── Material to process ──
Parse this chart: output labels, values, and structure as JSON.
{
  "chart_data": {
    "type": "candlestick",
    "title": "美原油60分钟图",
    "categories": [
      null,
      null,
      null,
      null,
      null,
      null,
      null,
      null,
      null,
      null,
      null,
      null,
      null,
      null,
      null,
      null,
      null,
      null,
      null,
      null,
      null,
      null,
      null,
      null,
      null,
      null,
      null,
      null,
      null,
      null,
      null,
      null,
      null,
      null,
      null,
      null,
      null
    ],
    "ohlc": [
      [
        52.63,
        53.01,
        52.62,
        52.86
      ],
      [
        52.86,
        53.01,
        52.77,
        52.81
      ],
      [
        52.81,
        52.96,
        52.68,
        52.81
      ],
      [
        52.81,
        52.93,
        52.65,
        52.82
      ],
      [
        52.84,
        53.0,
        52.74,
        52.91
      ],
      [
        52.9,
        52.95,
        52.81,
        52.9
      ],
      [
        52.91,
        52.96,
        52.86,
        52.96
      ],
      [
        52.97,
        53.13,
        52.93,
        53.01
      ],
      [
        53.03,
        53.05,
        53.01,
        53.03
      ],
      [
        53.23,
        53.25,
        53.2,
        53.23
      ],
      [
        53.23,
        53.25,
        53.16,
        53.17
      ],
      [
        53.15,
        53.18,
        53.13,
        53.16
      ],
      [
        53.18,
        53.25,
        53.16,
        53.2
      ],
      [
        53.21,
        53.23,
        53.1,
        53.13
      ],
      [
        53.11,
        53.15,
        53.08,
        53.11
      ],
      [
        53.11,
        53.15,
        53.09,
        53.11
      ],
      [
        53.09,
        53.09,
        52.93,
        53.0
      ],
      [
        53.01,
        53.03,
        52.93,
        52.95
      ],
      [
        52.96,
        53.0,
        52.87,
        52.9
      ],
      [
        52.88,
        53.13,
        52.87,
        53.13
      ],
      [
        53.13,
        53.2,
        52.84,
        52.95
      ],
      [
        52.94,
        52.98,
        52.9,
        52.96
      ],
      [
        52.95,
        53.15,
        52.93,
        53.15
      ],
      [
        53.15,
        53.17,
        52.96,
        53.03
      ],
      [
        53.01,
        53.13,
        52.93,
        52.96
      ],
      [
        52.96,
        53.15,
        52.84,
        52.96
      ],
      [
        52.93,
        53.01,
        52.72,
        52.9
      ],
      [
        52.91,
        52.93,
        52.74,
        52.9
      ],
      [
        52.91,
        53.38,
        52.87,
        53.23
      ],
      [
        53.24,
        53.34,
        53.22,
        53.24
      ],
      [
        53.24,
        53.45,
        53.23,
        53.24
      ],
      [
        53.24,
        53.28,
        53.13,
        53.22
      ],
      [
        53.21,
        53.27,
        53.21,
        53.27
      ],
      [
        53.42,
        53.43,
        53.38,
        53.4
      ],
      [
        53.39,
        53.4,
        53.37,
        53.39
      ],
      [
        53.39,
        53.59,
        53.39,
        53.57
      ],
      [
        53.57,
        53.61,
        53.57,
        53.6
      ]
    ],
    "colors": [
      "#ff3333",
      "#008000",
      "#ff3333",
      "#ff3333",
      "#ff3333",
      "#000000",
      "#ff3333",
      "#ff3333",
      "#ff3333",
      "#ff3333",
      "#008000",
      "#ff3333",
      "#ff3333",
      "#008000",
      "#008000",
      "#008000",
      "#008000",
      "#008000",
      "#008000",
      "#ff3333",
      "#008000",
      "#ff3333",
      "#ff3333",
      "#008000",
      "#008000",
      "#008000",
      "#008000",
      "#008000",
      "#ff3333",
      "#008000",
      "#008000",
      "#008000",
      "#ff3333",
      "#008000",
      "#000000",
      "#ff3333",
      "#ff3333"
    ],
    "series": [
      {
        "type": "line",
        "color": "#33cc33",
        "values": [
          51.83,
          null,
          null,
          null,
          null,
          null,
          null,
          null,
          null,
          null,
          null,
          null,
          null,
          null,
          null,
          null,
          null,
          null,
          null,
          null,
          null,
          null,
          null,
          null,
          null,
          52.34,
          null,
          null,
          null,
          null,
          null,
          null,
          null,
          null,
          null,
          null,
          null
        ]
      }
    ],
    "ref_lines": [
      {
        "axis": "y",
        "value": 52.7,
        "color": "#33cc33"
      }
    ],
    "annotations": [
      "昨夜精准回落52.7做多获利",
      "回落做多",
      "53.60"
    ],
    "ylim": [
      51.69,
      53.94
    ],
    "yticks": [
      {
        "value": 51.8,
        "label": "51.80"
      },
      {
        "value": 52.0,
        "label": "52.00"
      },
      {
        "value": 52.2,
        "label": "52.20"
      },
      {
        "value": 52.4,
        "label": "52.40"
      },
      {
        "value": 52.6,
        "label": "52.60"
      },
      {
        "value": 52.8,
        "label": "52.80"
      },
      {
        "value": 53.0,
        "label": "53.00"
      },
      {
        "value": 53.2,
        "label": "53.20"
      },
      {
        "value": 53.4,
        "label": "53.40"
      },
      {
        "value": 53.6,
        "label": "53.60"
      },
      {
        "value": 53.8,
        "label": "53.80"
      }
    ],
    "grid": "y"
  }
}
───
■ **Task instructions**:
Each record above should be output again exactly.

■ **Output of the exercise**:
Parse this chart: output labels, values, and structure as JSON.
{
  "chart_data": {
    "type": "candlestick",
    "title": "美原油60分钟图",
    "categories": [
      null,
      null,
      null,
      null,
      null,
      null,
      null,
      null,
      null,
      null,
      null,
      null,
      null,
      null,
      null,
      null,
      null,
      null,
      null,
      null,
      null,
      null,
      null,
      null,
      null,
      null,
      null,
      null,
      null,
      null,
      null,
      null,
      null,
      null,
      null,
      null,
      null
    ],
    "ohlc": [
      [
        52.63,
        53.01,
        52.62,
        52.86
      ],
      [
        52.86,
        53.01,
        52.77,
        52.81
      ],
      [
        52.81,
        52.96,
        52.68,
        52.81
      ],
      [
        52.81,
        52.93,
        52.65,
        52.82
      ],
      [
        52.84,
        53.0,
        52.74,
        52.91
      ],
      [
        52.9,
        52.95,
        52.81,
        52.9
      ],
      [
        52.91,
        52.96,
        52.86,
        52.96
      ],
      [
        52.97,
        53.13,
        52.93,
        53.01
      ],
      [
        53.03,
        53.05,
        53.01,
        53.03
      ],
      [
        53.23,
        53.25,
        53.2,
        53.23
      ],
      [
        53.23,
        53.25,
        53.16,
        53.17
      ],
      [
        53.15,
        53.18,
        53.13,
        53.16
      ],
      [
        53.18,
        53.25,
        53.16,
        53.2
      ],
      [
        53.21,
        53.23,
        53.1,
        53.13
      ],
      [
        53.11,
        53.15,
        53.08,
        53.11
      ],
      [
        53.11,
        53.15,
        53.09,
        53.11
      ],
      [
        53.09,
        53.09,
        52.93,
        53.0
      ],
      [
        53.01,
        53.03,
        52.93,
        52.95
      ],
      [
        52.96,
        53.0,
        52.87,
        52.9
      ],
      [
        52.88,
        53.13,
        52.87,
        53.13
      ],
      [
        53.13,
        53.2,
        52.84,
        52.95
      ],
      [
        52.94,
        52.98,
        52.9,
        52.96
      ],
      [
        52.95,
        53.15,
        52.93,
        53.15
      ],
      [
        53.15,
        53.17,
        52.96,
        53.03
      ],
      [
        53.01,
        53.13,
        52.93,
        52.96
      ],
      [
        52.96,
        53.15,
        52.84,
        52.96
      ],
      [
        52.93,
        53.01,
        52.72,
        52.9
      ],
      [
        52.91,
        52.93,
        52.74,
        52.9
      ],
      [
        52.91,
        53.38,
        52.87,
        53.23
      ],
      [
        53.24,
        53.34,
        53.22,
        53.24
      ],
      [
        53.24,
        53.45,
        53.23,
        53.24
      ],
      [
        53.24,
        53.28,
        53.13,
        53.22
      ],
      [
        53.21,
        53.27,
        53.21,
        53.27
      ],
      [
        53.42,
        53.43,
        53.38,
        53.4
      ],
      [
        53.39,
        53.4,
        53.37,
        53.39
      ],
      [
        53.39,
        53.59,
        53.39,
        53.57
      ],
      [
        53.57,
        53.61,
        53.57,
        53.6
      ]
    ],
    "colors": [
      "#ff3333",
      "#008000",
      "#ff3333",
      "#ff3333",
      "#ff3333",
      "#000000",
      "#ff3333",
      "#ff3333",
      "#ff3333",
      "#ff3333",
      "#008000",
      "#ff3333",
      "#ff3333",
      "#008000",
      "#008000",
      "#008000",
      "#008000",
      "#008000",
      "#008000",
      "#ff3333",
      "#008000",
      "#ff3333",
      "#ff3333",
      "#008000",
      "#008000",
      "#008000",
      "#008000",
      "#008000",
      "#ff3333",
      "#008000",
      "#008000",
      "#008000",
      "#ff3333",
      "#008000",
      "#000000",
      "#ff3333",
      "#ff3333"
    ],
    "series": [
      {
        "type": "line",
        "color": "#33cc33",
        "values": [
          51.83,
          null,
          null,
          null,
          null,
          null,
          null,
          null,
          null,
          null,
          null,
          null,
          null,
          null,
          null,
          null,
          null,
          null,
          null,
          null,
          null,
          null,
          null,
          null,
          null,
          52.34,
          null,
          null,
          null,
          null,
          null,
          null,
          null,
          null,
          null,
          null,
          null
        ]
      }
    ],
    "ref_lines": [
      {
        "axis": "y",
        "value": 52.7,
        "color": "#33cc33"
      }
    ],
    "annotations": [
      "昨夜精准回落52.7做多获利",
      "回落做多",
      "53.60"
    ],
    "ylim": [
      51.69,
      53.94
    ],
    "yticks": [
      {
        "value": 51.8,
        "label": "51.80"
      },
      {
        "value": 52.0,
        "label": "52.00"
      },
      {
        "value": 52.2,
        "label": "52.20"
      },
      {
        "value": 52.4,
        "label": "52.40"
      },
      {
        "value": 52.6,
        "label": "52.60"
      },
      {
        "value": 52.8,
        "label": "52.80"
      },
      {
        "value": 53.0,
        "label": "53.00"
      },
      {
        "value": 53.2,
        "label": "53.20"
      },
      {
        "value": 53.4,
        "label": "53.40"
      },
      {
        "value": 53.6,
        "label": "53.60"
      },
      {
        "value": 53.8,
        "label": "53.80"
      }
    ],
    "grid": "y"
  }
}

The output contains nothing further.